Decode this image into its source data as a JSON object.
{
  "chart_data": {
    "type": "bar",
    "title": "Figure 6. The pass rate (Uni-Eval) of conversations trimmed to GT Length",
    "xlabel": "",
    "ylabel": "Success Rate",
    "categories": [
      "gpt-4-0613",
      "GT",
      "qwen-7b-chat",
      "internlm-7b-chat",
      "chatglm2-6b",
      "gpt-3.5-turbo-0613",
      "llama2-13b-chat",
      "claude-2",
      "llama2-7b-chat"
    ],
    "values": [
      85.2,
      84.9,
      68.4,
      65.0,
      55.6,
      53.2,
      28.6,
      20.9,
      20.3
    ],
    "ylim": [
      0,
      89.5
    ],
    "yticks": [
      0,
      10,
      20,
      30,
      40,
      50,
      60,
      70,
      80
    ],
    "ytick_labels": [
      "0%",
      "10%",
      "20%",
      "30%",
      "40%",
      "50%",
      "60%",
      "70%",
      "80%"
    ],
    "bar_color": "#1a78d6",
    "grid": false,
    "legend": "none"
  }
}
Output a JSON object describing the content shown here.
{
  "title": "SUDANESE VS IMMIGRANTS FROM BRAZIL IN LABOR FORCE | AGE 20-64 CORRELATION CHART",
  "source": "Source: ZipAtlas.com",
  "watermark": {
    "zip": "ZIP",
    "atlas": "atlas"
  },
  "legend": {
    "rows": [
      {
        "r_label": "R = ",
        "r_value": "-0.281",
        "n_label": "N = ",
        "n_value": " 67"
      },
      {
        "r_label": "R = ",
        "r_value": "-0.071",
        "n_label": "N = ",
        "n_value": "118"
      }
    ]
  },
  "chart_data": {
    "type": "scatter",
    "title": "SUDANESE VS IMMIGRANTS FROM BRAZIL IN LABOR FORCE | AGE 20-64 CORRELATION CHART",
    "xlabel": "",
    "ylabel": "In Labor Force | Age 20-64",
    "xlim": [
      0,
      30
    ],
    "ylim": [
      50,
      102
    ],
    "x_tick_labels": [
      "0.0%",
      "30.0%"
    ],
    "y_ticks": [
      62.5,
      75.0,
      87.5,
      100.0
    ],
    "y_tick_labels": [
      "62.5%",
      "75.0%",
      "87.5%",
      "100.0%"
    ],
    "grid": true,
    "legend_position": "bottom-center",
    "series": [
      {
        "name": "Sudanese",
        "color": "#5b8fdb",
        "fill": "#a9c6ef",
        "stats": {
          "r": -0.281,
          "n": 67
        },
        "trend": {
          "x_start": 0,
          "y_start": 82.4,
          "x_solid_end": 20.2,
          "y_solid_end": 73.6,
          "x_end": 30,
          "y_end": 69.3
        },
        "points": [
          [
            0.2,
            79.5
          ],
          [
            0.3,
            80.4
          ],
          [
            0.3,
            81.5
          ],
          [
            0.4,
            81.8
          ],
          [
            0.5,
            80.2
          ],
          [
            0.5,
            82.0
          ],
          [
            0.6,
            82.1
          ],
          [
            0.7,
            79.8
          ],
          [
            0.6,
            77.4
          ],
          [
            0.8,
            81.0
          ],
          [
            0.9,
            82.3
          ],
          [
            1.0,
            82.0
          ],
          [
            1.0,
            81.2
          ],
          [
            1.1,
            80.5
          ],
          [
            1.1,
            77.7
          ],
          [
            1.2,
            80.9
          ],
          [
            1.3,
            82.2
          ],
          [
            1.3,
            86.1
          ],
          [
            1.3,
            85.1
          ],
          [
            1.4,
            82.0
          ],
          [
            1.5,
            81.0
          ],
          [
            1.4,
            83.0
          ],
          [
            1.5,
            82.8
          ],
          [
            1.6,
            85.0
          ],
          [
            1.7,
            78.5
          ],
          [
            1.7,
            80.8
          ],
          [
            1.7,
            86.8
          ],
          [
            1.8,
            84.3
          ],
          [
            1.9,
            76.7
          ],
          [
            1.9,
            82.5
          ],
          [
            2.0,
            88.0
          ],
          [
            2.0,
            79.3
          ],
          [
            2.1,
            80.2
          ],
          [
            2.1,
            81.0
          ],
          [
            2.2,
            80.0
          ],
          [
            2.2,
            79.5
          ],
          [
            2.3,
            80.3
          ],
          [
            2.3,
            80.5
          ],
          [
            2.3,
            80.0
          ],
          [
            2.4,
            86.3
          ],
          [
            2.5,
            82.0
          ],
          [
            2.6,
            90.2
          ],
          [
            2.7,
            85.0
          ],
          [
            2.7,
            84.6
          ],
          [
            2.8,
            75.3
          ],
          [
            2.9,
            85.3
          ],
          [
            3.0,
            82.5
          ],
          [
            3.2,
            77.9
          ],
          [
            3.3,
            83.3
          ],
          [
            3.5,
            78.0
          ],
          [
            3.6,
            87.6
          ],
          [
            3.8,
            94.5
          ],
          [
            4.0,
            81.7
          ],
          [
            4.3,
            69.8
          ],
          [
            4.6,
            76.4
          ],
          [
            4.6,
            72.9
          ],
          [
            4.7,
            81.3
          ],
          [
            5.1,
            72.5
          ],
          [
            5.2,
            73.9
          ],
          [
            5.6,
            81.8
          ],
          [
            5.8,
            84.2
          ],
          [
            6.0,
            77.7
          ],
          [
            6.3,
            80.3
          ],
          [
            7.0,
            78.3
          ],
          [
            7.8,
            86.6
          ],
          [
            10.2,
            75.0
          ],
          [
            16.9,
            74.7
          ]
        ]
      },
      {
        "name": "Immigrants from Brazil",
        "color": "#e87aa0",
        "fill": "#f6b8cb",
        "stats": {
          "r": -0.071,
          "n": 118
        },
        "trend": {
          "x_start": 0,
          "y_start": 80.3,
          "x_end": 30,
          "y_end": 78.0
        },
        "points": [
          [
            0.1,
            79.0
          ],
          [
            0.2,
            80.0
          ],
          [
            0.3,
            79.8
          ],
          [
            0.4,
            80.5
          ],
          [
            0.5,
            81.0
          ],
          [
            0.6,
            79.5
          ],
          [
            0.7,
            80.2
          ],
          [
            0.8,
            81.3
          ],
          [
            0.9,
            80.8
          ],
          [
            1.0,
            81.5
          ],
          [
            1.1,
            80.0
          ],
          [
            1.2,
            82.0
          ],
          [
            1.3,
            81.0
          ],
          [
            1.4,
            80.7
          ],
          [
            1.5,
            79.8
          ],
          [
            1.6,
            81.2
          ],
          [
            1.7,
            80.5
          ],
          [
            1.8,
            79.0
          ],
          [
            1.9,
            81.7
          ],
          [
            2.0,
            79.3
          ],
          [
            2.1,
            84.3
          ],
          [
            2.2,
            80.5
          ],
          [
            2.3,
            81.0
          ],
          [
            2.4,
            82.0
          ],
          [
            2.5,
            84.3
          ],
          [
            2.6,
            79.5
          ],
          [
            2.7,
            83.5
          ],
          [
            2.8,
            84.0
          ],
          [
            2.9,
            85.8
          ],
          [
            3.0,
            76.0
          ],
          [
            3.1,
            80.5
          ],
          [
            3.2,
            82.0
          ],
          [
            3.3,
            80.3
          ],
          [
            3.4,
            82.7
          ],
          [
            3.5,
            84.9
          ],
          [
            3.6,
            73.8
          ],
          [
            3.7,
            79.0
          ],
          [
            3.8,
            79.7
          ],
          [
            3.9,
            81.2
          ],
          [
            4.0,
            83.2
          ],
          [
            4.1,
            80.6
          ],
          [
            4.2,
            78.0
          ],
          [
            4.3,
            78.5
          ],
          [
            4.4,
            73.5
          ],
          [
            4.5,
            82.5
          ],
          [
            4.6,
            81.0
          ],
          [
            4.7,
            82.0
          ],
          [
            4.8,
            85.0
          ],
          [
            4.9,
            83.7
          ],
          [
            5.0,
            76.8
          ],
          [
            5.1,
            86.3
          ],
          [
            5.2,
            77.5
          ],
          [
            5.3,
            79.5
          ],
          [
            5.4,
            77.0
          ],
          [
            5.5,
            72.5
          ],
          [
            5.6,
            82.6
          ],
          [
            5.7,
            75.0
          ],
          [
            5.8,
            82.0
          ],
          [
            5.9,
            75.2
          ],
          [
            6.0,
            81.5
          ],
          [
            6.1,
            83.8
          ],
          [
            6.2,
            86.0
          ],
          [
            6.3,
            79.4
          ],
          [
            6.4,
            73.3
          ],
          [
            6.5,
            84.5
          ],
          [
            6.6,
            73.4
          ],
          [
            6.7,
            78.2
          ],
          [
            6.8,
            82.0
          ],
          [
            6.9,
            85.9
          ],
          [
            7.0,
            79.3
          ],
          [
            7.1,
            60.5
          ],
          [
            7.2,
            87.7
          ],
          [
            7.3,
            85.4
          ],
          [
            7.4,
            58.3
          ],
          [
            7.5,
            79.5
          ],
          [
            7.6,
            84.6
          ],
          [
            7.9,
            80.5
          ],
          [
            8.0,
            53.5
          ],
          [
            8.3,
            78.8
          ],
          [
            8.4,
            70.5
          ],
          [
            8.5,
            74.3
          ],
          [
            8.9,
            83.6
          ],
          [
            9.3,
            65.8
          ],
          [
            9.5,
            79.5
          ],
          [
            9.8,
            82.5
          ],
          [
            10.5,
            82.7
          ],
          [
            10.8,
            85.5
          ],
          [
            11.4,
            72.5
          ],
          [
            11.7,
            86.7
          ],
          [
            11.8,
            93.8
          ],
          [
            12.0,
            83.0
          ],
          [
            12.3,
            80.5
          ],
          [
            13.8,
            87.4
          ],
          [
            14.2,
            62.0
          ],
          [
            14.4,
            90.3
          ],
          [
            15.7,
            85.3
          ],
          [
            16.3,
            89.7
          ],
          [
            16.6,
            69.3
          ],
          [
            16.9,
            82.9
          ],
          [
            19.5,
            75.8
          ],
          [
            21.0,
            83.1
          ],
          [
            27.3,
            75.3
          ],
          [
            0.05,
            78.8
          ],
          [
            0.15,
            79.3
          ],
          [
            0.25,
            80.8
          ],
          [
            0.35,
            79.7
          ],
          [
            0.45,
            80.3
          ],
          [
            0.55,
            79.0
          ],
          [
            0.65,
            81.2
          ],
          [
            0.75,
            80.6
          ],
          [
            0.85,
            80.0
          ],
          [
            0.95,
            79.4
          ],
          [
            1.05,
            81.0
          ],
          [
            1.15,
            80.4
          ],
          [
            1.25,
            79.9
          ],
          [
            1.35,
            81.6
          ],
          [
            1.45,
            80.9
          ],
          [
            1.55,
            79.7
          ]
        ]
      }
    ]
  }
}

→ GIVEN PROBLEM: Find the word "title" in the records and pull out each line that has it.

→ WORKED SOLUTION:
    "title": "Figure 6. The pass rate (Uni-Eval) of conversations trimmed to GT Length",
  "title": "SUDANESE VS IMMIGRANTS FROM BRAZIL IN LABOR FORCE | AGE 20-64 CORRELATION CHART",
    "title": "SUDANESE VS IMMIGRANTS FROM BRAZIL IN LABOR FORCE | AGE 20-64 CORRELATION CHART",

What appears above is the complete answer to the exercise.